*EXERCISE*: Copy out the lines below word for word, leaving out the pictures.

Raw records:
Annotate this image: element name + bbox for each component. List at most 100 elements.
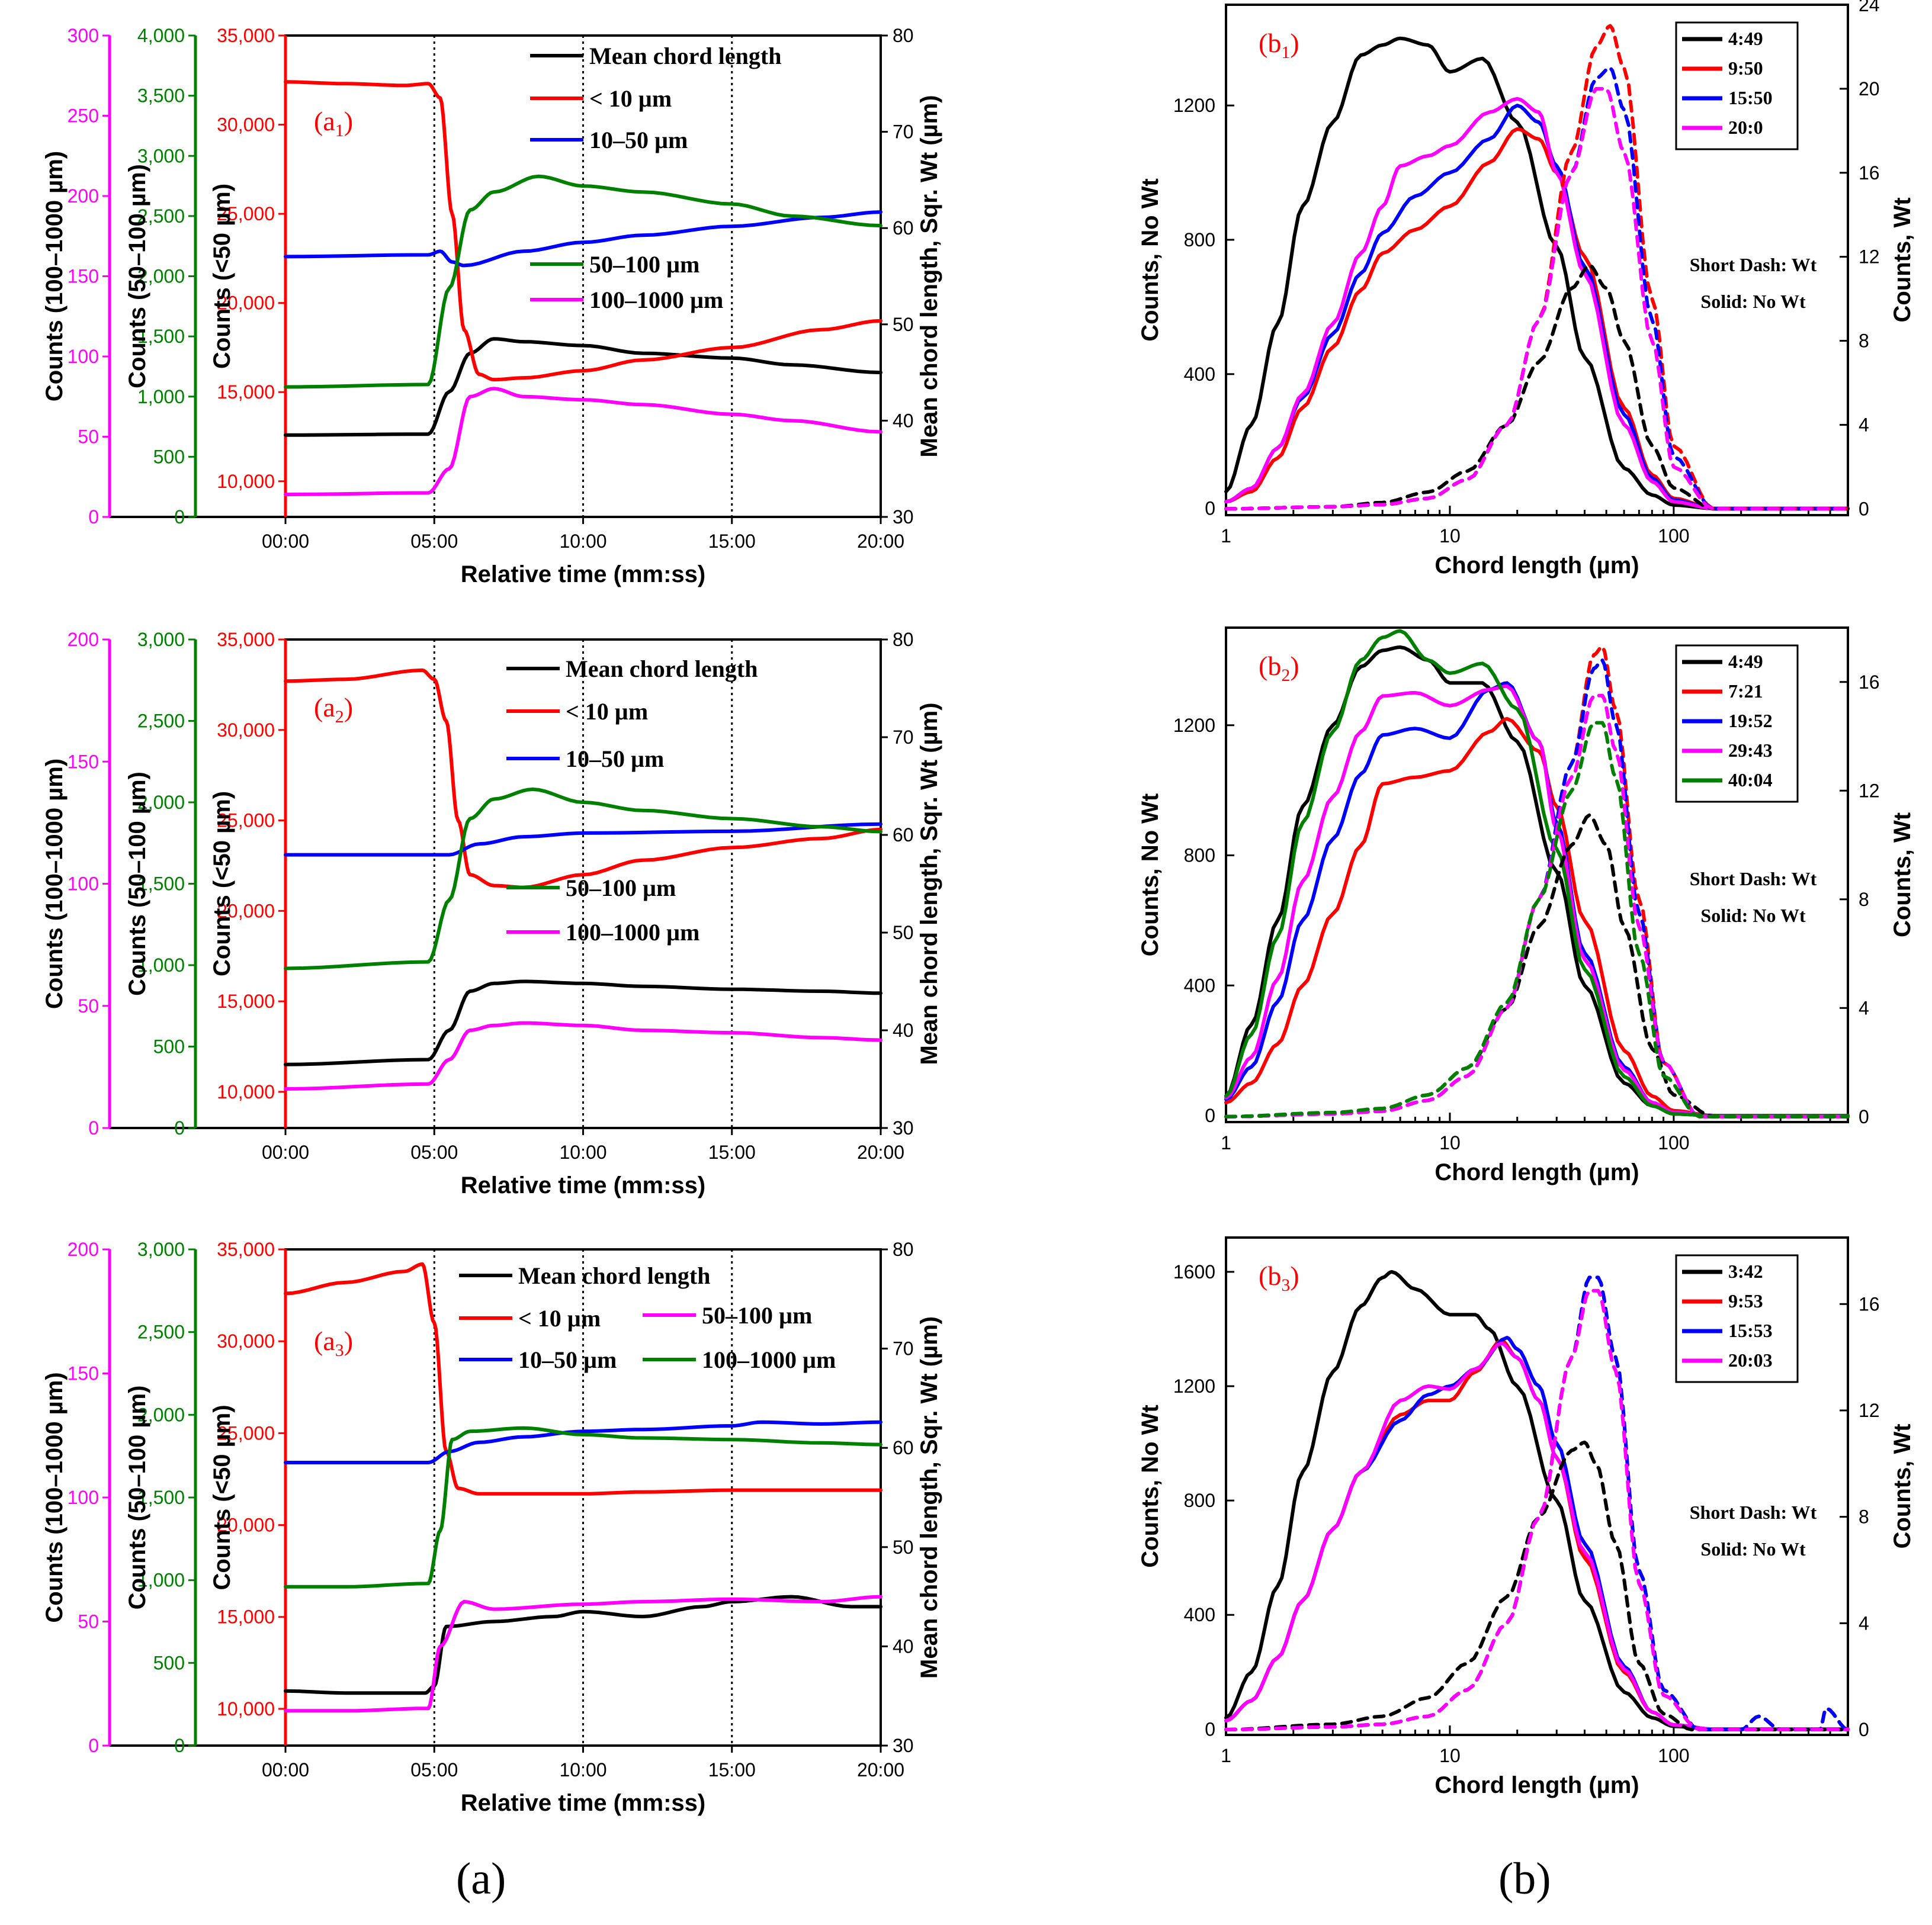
x-tick-label: 100 [1658,1745,1689,1766]
y-tick-label: 25,000 [217,810,275,831]
y-tick-label: 1,500 [137,1487,185,1508]
y-axis-label: Counts (100–1000 µm) [41,151,68,401]
y-axis-label: Counts (100–1000 µm) [41,1372,68,1622]
y-right-tick-label: 12 [1859,1400,1880,1421]
series-line-15-50 [1224,104,1850,510]
y-tick-label: 3,000 [137,145,185,166]
series-line-100-1000-m [284,1426,882,1589]
y-tick-label: 30,000 [217,719,275,741]
series-line-9-50 [1224,127,1850,510]
x-tick-label: 15:00 [708,1759,756,1781]
y-tick-label: 1,500 [137,326,185,347]
y-right-tick-label: 60 [893,217,914,239]
y-tick-label: 10,000 [217,471,275,492]
y-tick-label: 10,000 [217,1081,275,1103]
series-line-10-50-m [284,210,882,268]
y-right-tick-label: 16 [1859,162,1880,184]
y-right-tick-label: 30 [893,1117,914,1139]
x-tick-label: 15:00 [708,1142,756,1163]
panel-label: (a1) [314,106,353,140]
y-tick-label: 400 [1184,975,1215,996]
y-right-tick-label: 60 [893,824,914,846]
series-line-50-100-m [284,788,882,970]
y-tick-label: 2,500 [137,1322,185,1343]
series-line-3-42 [1224,1270,1850,1731]
legend-label: 10–50 µm [518,1346,617,1373]
x-tick-label: 1 [1221,1745,1231,1766]
y-tick-label: 1,000 [137,955,185,976]
y-tick-label: 2,500 [137,711,185,732]
y-tick-label: 300 [68,25,99,46]
series-line-100-1000-m [284,387,882,497]
y-tick-label: 20,000 [217,900,275,921]
series-line-100-1000-m [284,1021,882,1091]
y-tick-label: 15,000 [217,991,275,1012]
series-line--10-m [284,668,882,889]
panel-label: (b1) [1259,28,1299,62]
y-tick-label: 1,000 [137,1570,185,1591]
y-right-tick-label: 0 [1859,1719,1869,1740]
panel-label: (b2) [1259,651,1299,685]
series-line-20-0 [1224,97,1850,510]
y-axis-label: Counts (50–100 µm) [124,1386,150,1610]
legend-label: 9:53 [1728,1290,1763,1312]
x-axis-label: Relative time (mm:ss) [461,561,705,587]
legend-label: 10–50 µm [589,127,688,153]
y-tick-label: 4,000 [137,25,185,46]
series-line--10-m [284,80,882,382]
legend-label: < 10 µm [518,1305,601,1332]
y-right-tick-label: 50 [893,922,914,943]
y-tick-label: 20,000 [217,1515,275,1536]
legend-label: Mean chord length [589,43,781,69]
y-tick-label: 30,000 [217,1331,275,1352]
legend-label: Mean chord length [518,1262,710,1289]
y-tick-label: 25,000 [217,203,275,224]
y-tick-label: 1,500 [137,873,185,895]
legend-label: 100–1000 µm [589,287,723,313]
y-tick-label: 3,000 [137,1239,185,1260]
x-tick-label: 05:00 [410,531,458,552]
y-tick-label: 1600 [1173,1261,1215,1283]
series-line-mean-chord-length [284,1595,882,1695]
series-line-4-49 [1224,36,1850,510]
y-right-axis-label: Mean chord length, Sqr. Wt (µm) [916,95,942,458]
y-right-axis-label: Mean chord length, Sqr. Wt (µm) [916,703,942,1065]
legend-box [1675,644,1799,803]
y-right-tick-label: 40 [893,410,914,431]
y-right-tick-label: 60 [893,1437,914,1458]
x-tick-label: 10:00 [559,531,606,552]
y-tick-label: 0 [1205,1105,1215,1126]
y-tick-label: 250 [68,105,99,127]
x-tick-label: 00:00 [262,1142,309,1163]
series-line--10-m [284,1262,882,1496]
y-axis-label: Counts (<50 µm) [209,791,235,976]
y-tick-label: 25,000 [217,1422,275,1444]
series-line-29-43 [1224,684,1850,1117]
legend-label: 29:43 [1728,740,1773,761]
series-line-20-0-wt [1224,86,1850,511]
y-tick-label: 0 [88,1735,99,1756]
legend-label: 100–1000 µm [702,1346,836,1373]
y-axis-label: Counts (50–100 µm) [124,772,150,996]
legend-label: < 10 µm [589,85,672,112]
x-axis-label: Relative time (mm:ss) [461,1172,705,1198]
annotation-dash: Short Dash: Wt [1690,868,1817,889]
y-tick-label: 30,000 [217,114,275,136]
y-right-axis-label: Counts, Wt [1889,1423,1915,1548]
y-right-tick-label: 80 [893,25,914,46]
legend-label: Mean chord length [566,655,758,682]
y-tick-label: 150 [68,1363,99,1384]
y-right-tick-label: 70 [893,1338,914,1360]
y-tick-label: 10,000 [217,1698,275,1720]
y-right-tick-label: 24 [1859,0,1880,15]
x-tick-label: 00:00 [262,1759,309,1781]
y-tick-label: 0 [1205,498,1215,519]
plot-frame [1225,4,1849,516]
legend-label: 20:03 [1728,1349,1773,1371]
x-tick-label: 10 [1439,525,1461,547]
x-tick-label: 05:00 [410,1759,458,1781]
legend-label: 3:42 [1728,1261,1763,1282]
x-tick-label: 10:00 [559,1142,606,1163]
y-tick-label: 100 [68,873,99,895]
chart-b2: 1 10 100 0 400 800 1200 0 4 8 12 16 Chord length (µm… [1137,626,1915,1185]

*WRITTEN REPLY*:
Annotate this image: element name + bbox for each component. List at most 100 elements.
x-tick-label: 100 [1658,1745,1689,1766]
y-tick-label: 25,000 [217,810,275,831]
y-tick-label: 1,500 [137,1487,185,1508]
y-axis-label: Counts (100–1000 µm) [41,151,68,401]
y-axis-label: Counts (100–1000 µm) [41,1372,68,1622]
y-right-tick-label: 12 [1859,1400,1880,1421]
series-line-15-50 [1224,104,1850,510]
y-tick-label: 3,000 [137,145,185,166]
series-line-100-1000-m [284,1426,882,1589]
y-tick-label: 30,000 [217,719,275,741]
series-line-9-50 [1224,127,1850,510]
x-tick-label: 15:00 [708,1759,756,1781]
y-tick-label: 1,500 [137,326,185,347]
y-right-tick-label: 60 [893,217,914,239]
y-tick-label: 10,000 [217,471,275,492]
y-tick-label: 10,000 [217,1081,275,1103]
series-line-10-50-m [284,210,882,268]
y-right-tick-label: 16 [1859,162,1880,184]
y-right-tick-label: 30 [893,1117,914,1139]
x-tick-label: 15:00 [708,1142,756,1163]
panel-label: (a1) [314,106,353,140]
y-tick-label: 400 [1184,975,1215,996]
y-right-tick-label: 60 [893,824,914,846]
series-line-50-100-m [284,788,882,970]
y-tick-label: 2,500 [137,1322,185,1343]
series-line-3-42 [1224,1270,1850,1731]
legend-label: 10–50 µm [518,1346,617,1373]
x-tick-label: 1 [1221,1745,1231,1766]
y-tick-label: 1,000 [137,955,185,976]
y-tick-label: 2,500 [137,711,185,732]
y-tick-label: 300 [68,25,99,46]
series-line-100-1000-m [284,387,882,497]
y-tick-label: 20,000 [217,900,275,921]
series-line-100-1000-m [284,1021,882,1091]
y-tick-label: 15,000 [217,991,275,1012]
series-line--10-m [284,668,882,889]
panel-label: (b1) [1259,28,1299,62]
y-tick-label: 1,000 [137,1570,185,1591]
y-right-tick-label: 0 [1859,1719,1869,1740]
panel-label: (b2) [1259,651,1299,685]
series-line-20-0 [1224,97,1850,510]
y-axis-label: Counts (50–100 µm) [124,1386,150,1610]
legend-label: 9:53 [1728,1290,1763,1312]
x-axis-label: Relative time (mm:ss) [461,561,705,587]
legend-label: 10–50 µm [589,127,688,153]
y-tick-label: 4,000 [137,25,185,46]
series-line--10-m [284,80,882,382]
legend-label: < 10 µm [518,1305,601,1332]
y-right-tick-label: 50 [893,922,914,943]
y-tick-label: 20,000 [217,1515,275,1536]
legend-label: Mean chord length [589,43,781,69]
y-tick-label: 30,000 [217,1331,275,1352]
legend-label: Mean chord length [518,1262,710,1289]
y-tick-label: 25,000 [217,203,275,224]
y-tick-label: 1,500 [137,873,185,895]
legend-label: 100–1000 µm [589,287,723,313]
y-tick-label: 3,000 [137,1239,185,1260]
x-tick-label: 05:00 [410,531,458,552]
y-tick-label: 1600 [1173,1261,1215,1283]
series-line-mean-chord-length [284,1595,882,1695]
series-line-4-49 [1224,36,1850,510]
y-right-axis-label: Mean chord length, Sqr. Wt (µm) [916,95,942,458]
y-right-axis-label: Mean chord length, Sqr. Wt (µm) [916,703,942,1065]
legend-box [1675,644,1799,803]
y-right-tick-label: 40 [893,410,914,431]
y-right-tick-label: 60 [893,1437,914,1458]
x-tick-label: 10:00 [559,531,606,552]
y-tick-label: 0 [1205,1105,1215,1126]
y-tick-label: 250 [68,105,99,127]
x-tick-label: 00:00 [262,1142,309,1163]
series-line--10-m [284,1262,882,1496]
y-axis-label: Counts (<50 µm) [209,791,235,976]
y-tick-label: 25,000 [217,1422,275,1444]
series-line-29-43 [1224,684,1850,1117]
legend-label: 29:43 [1728,740,1773,761]
series-line-20-0-wt [1224,86,1850,511]
y-tick-label: 0 [88,1735,99,1756]
legend-label: 100–1000 µm [702,1346,836,1373]
y-axis-label: Counts (50–100 µm) [124,772,150,996]
legend-label: < 10 µm [589,85,672,112]
x-axis-label: Relative time (mm:ss) [461,1172,705,1198]
annotation-dash: Short Dash: Wt [1690,868,1817,889]
y-tick-label: 30,000 [217,114,275,136]
y-right-axis-label: Counts, Wt [1889,1423,1915,1548]
y-right-tick-label: 80 [893,25,914,46]
legend-label: Mean chord length [566,655,758,682]
y-tick-label: 150 [68,1363,99,1384]
y-right-tick-label: 70 [893,1338,914,1360]
y-tick-label: 10,000 [217,1698,275,1720]
y-right-tick-label: 24 [1859,0,1880,15]
x-tick-label: 00:00 [262,1759,309,1781]
y-tick-label: 0 [1205,498,1215,519]
plot-frame [1225,4,1849,516]
legend-label: 20:03 [1728,1349,1773,1371]
x-tick-label: 10 [1439,525,1461,547]
x-tick-label: 05:00 [410,1759,458,1781]
legend-label: 3:42 [1728,1261,1763,1282]
x-tick-label: 10:00 [559,1142,606,1163]
y-tick-label: 100 [68,873,99,895]
chart-b2: 1 10 100 0 400 800 1200 0 4 8 12 16 Chord length (µm… [1137,626,1915,1185]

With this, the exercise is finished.